**TASK DETAILS**
Copy every line of the data that contains the string "average".

Entries from a visual dataset
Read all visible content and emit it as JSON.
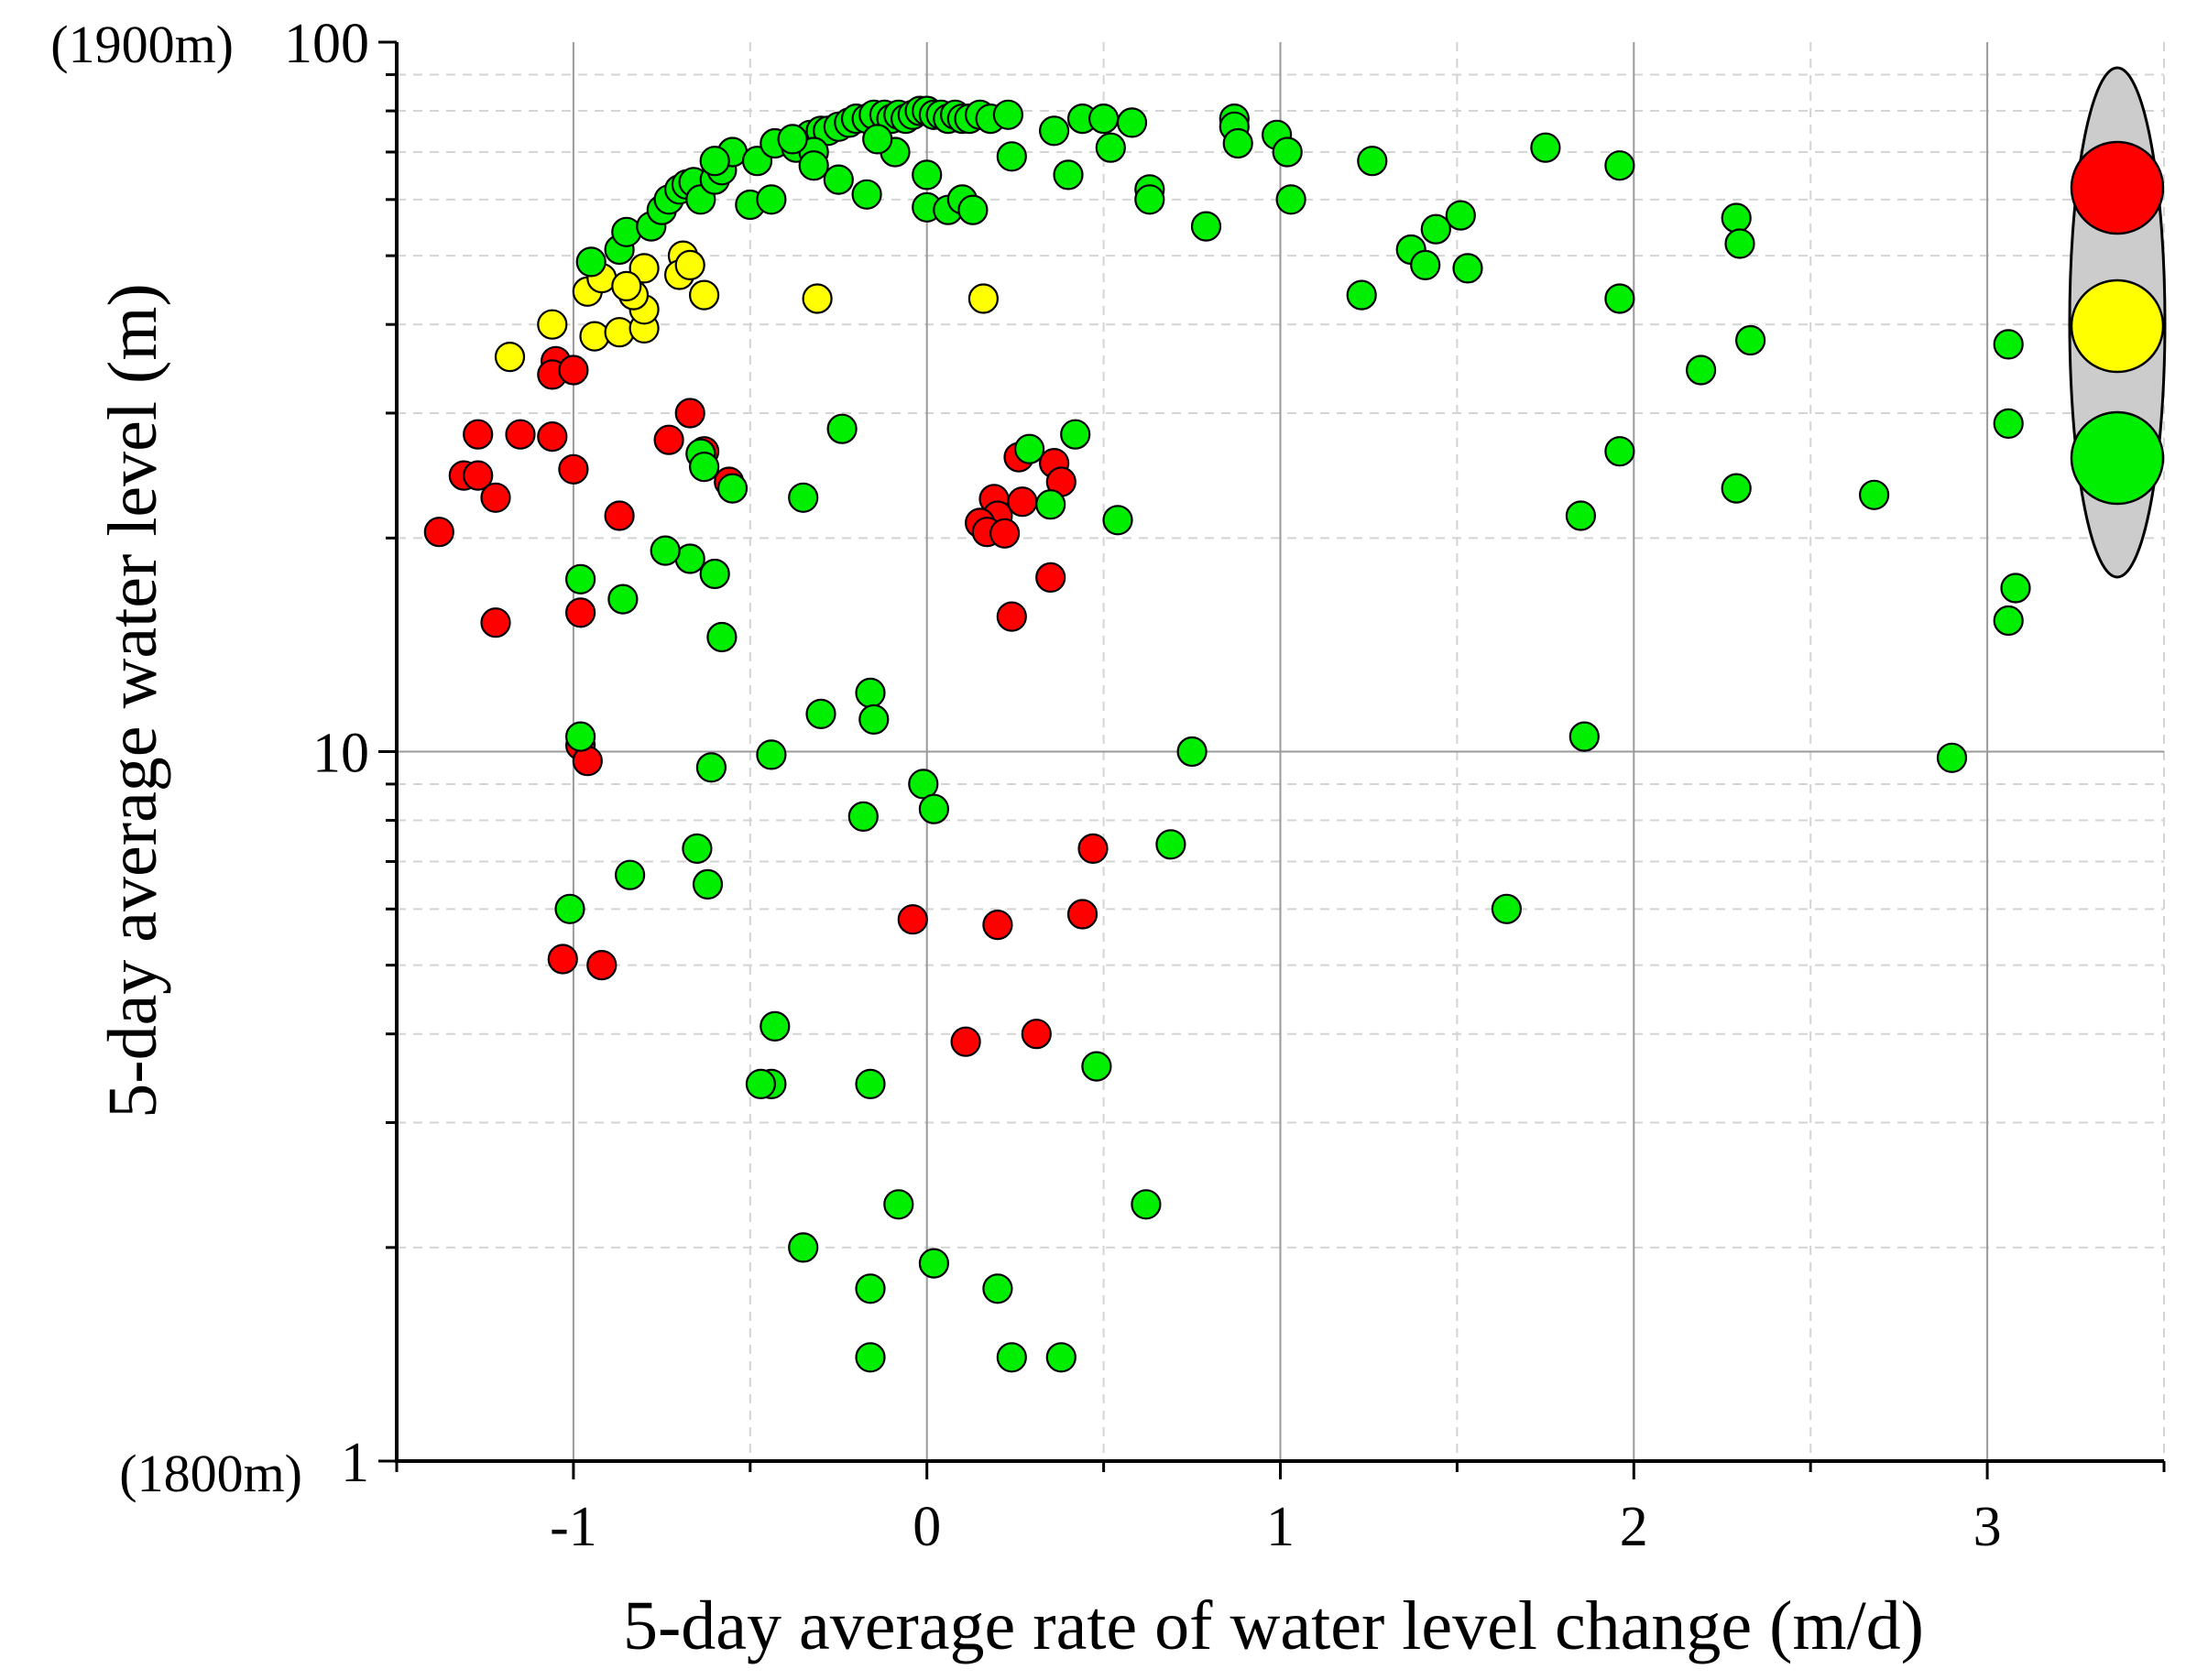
{
  "chart_data": {
    "type": "scatter",
    "xlabel": "5-day average rate of water level change (m/d)",
    "ylabel": "5-day average water level (m)",
    "x_scale": "linear",
    "y_scale": "log",
    "xlim": [
      -1.5,
      3.5
    ],
    "ylim": [
      1,
      100
    ],
    "x_ticks": [
      -1,
      0,
      1,
      2,
      3
    ],
    "x_tick_labels": [
      "-1",
      "0",
      "1",
      "2",
      "3"
    ],
    "y_ticks": [
      1,
      10,
      100
    ],
    "y_tick_labels": [
      "1",
      "10",
      "100"
    ],
    "y_top_reference": "(1900m)",
    "y_bottom_reference": "(1800m)",
    "grid": true,
    "legend": {
      "position": "top-right",
      "style": "traffic-light",
      "entries": [
        {
          "color": "#ff0000"
        },
        {
          "color": "#ffff00"
        },
        {
          "color": "#00ee00"
        }
      ]
    },
    "colors": {
      "red": "#ff0000",
      "yellow": "#ffff00",
      "green": "#00ee00"
    },
    "series": [
      {
        "name": "red",
        "color": "#ff0000",
        "points": [
          [
            -1.05,
            35.5
          ],
          [
            -1.06,
            34
          ],
          [
            -1.0,
            34.5
          ],
          [
            -1.27,
            28
          ],
          [
            -1.15,
            28
          ],
          [
            -1.06,
            27.8
          ],
          [
            -0.67,
            30
          ],
          [
            -0.73,
            27.5
          ],
          [
            -1.31,
            24.5
          ],
          [
            -1.27,
            24.5
          ],
          [
            -1.0,
            25
          ],
          [
            -0.63,
            26.5
          ],
          [
            -0.56,
            24
          ],
          [
            -1.38,
            20.4
          ],
          [
            -1.22,
            22.8
          ],
          [
            -0.87,
            21.5
          ],
          [
            -0.98,
            15.7
          ],
          [
            -1.22,
            15.2
          ],
          [
            -0.98,
            10.2
          ],
          [
            -0.96,
            9.7
          ],
          [
            0.26,
            26
          ],
          [
            0.36,
            25.5
          ],
          [
            0.38,
            24
          ],
          [
            0.19,
            22.7
          ],
          [
            0.27,
            22.5
          ],
          [
            0.2,
            21.5
          ],
          [
            0.15,
            21
          ],
          [
            0.17,
            20.4
          ],
          [
            0.22,
            20.3
          ],
          [
            0.35,
            17.6
          ],
          [
            0.24,
            15.5
          ],
          [
            0.47,
            7.3
          ],
          [
            -0.04,
            5.8
          ],
          [
            0.2,
            5.7
          ],
          [
            0.44,
            5.9
          ],
          [
            -1.03,
            5.1
          ],
          [
            -0.92,
            5.0
          ],
          [
            0.11,
            3.9
          ],
          [
            0.31,
            4.0
          ]
        ]
      },
      {
        "name": "yellow",
        "color": "#ffff00",
        "points": [
          [
            -1.18,
            36
          ],
          [
            -1.06,
            40
          ],
          [
            -0.94,
            38.5
          ],
          [
            -0.87,
            39
          ],
          [
            -0.8,
            39.5
          ],
          [
            -0.8,
            42
          ],
          [
            -0.83,
            44
          ],
          [
            -0.96,
            44.5
          ],
          [
            -0.92,
            46.5
          ],
          [
            -0.8,
            48
          ],
          [
            -0.69,
            50
          ],
          [
            -0.7,
            47
          ],
          [
            -0.63,
            44
          ],
          [
            -0.31,
            43.5
          ],
          [
            0.16,
            43.5
          ],
          [
            -0.67,
            48.5
          ],
          [
            -0.85,
            45.3
          ]
        ]
      },
      {
        "name": "green",
        "color": "#00ee00",
        "points": [
          [
            -0.95,
            49
          ],
          [
            -0.87,
            51
          ],
          [
            -0.85,
            54
          ],
          [
            -0.78,
            55
          ],
          [
            -0.75,
            58
          ],
          [
            -0.73,
            60
          ],
          [
            -0.7,
            62
          ],
          [
            -0.68,
            63
          ],
          [
            -0.66,
            63.5
          ],
          [
            -0.64,
            60
          ],
          [
            -0.6,
            64
          ],
          [
            -0.58,
            66
          ],
          [
            -0.55,
            70
          ],
          [
            -0.48,
            68
          ],
          [
            -0.43,
            72
          ],
          [
            -0.37,
            71
          ],
          [
            -0.33,
            74
          ],
          [
            -0.3,
            75
          ],
          [
            -0.28,
            75
          ],
          [
            -0.25,
            76
          ],
          [
            -0.22,
            77
          ],
          [
            -0.2,
            78
          ],
          [
            -0.17,
            78
          ],
          [
            -0.15,
            79
          ],
          [
            -0.12,
            79
          ],
          [
            -0.1,
            78
          ],
          [
            -0.08,
            79
          ],
          [
            -0.06,
            78
          ],
          [
            -0.04,
            79
          ],
          [
            -0.02,
            80
          ],
          [
            0.0,
            80
          ],
          [
            0.02,
            79
          ],
          [
            0.04,
            79
          ],
          [
            0.06,
            78
          ],
          [
            0.08,
            79
          ],
          [
            0.1,
            78
          ],
          [
            0.12,
            78
          ],
          [
            0.15,
            79
          ],
          [
            0.18,
            78
          ],
          [
            0.23,
            79
          ],
          [
            0.36,
            75
          ],
          [
            0.44,
            78
          ],
          [
            0.5,
            78
          ],
          [
            0.58,
            77
          ],
          [
            0.87,
            78
          ],
          [
            0.87,
            76
          ],
          [
            0.88,
            72
          ],
          [
            0.99,
            74
          ],
          [
            1.02,
            70
          ],
          [
            -0.6,
            68
          ],
          [
            -0.5,
            59
          ],
          [
            -0.44,
            60
          ],
          [
            -0.25,
            64
          ],
          [
            -0.17,
            61
          ],
          [
            -0.09,
            70
          ],
          [
            -0.14,
            73
          ],
          [
            -0.32,
            70
          ],
          [
            -0.38,
            73
          ],
          [
            -0.32,
            67
          ],
          [
            0.0,
            65
          ],
          [
            0.0,
            58.5
          ],
          [
            0.06,
            58
          ],
          [
            0.1,
            60
          ],
          [
            0.13,
            58
          ],
          [
            0.24,
            69
          ],
          [
            0.4,
            65
          ],
          [
            0.52,
            71
          ],
          [
            0.63,
            62
          ],
          [
            0.63,
            60
          ],
          [
            0.79,
            55
          ],
          [
            1.03,
            60
          ],
          [
            1.26,
            68
          ],
          [
            1.75,
            71
          ],
          [
            1.96,
            67
          ],
          [
            1.37,
            51
          ],
          [
            1.41,
            48.5
          ],
          [
            1.44,
            54.5
          ],
          [
            1.51,
            57
          ],
          [
            1.53,
            48
          ],
          [
            1.23,
            44
          ],
          [
            1.96,
            43.5
          ],
          [
            2.29,
            56.5
          ],
          [
            2.3,
            52
          ],
          [
            2.33,
            38
          ],
          [
            2.19,
            34.5
          ],
          [
            1.96,
            26.5
          ],
          [
            2.29,
            23.5
          ],
          [
            2.68,
            23
          ],
          [
            3.06,
            37.5
          ],
          [
            3.06,
            29
          ],
          [
            1.85,
            21.5
          ],
          [
            1.86,
            10.5
          ],
          [
            3.08,
            17
          ],
          [
            3.06,
            15.3
          ],
          [
            2.9,
            9.8
          ],
          [
            1.64,
            6.0
          ],
          [
            0.75,
            10
          ],
          [
            0.69,
            7.4
          ],
          [
            0.54,
            21.2
          ],
          [
            0.35,
            22.3
          ],
          [
            0.29,
            26.7
          ],
          [
            0.42,
            28
          ],
          [
            -0.24,
            28.5
          ],
          [
            -0.64,
            26.3
          ],
          [
            -0.63,
            25.2
          ],
          [
            -0.55,
            23.5
          ],
          [
            -0.35,
            22.8
          ],
          [
            -0.67,
            18.7
          ],
          [
            -0.6,
            17.8
          ],
          [
            -0.74,
            19.2
          ],
          [
            -0.86,
            16.4
          ],
          [
            -0.98,
            17.5
          ],
          [
            -0.58,
            14.5
          ],
          [
            -0.98,
            10.5
          ],
          [
            -0.3,
            11.3
          ],
          [
            -0.16,
            12.1
          ],
          [
            -0.15,
            11.1
          ],
          [
            -0.44,
            9.9
          ],
          [
            -0.61,
            9.5
          ],
          [
            -0.01,
            9.0
          ],
          [
            -0.18,
            8.1
          ],
          [
            0.02,
            8.3
          ],
          [
            -0.65,
            7.3
          ],
          [
            -0.62,
            6.5
          ],
          [
            -0.84,
            6.7
          ],
          [
            -1.01,
            6.0
          ],
          [
            -0.43,
            4.1
          ],
          [
            -0.44,
            3.4
          ],
          [
            -0.47,
            3.4
          ],
          [
            -0.16,
            3.4
          ],
          [
            0.48,
            3.6
          ],
          [
            -0.35,
            2.0
          ],
          [
            -0.08,
            2.3
          ],
          [
            0.62,
            2.3
          ],
          [
            0.02,
            1.9
          ],
          [
            -0.16,
            1.75
          ],
          [
            0.2,
            1.75
          ],
          [
            -0.16,
            1.4
          ],
          [
            0.24,
            1.4
          ],
          [
            0.38,
            1.4
          ]
        ]
      }
    ]
  }
}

**SOLUTION TO THIS PROBLEM**
    "xlabel": "5-day average rate of water level change (m/d)",
    "ylabel": "5-day average water level (m)",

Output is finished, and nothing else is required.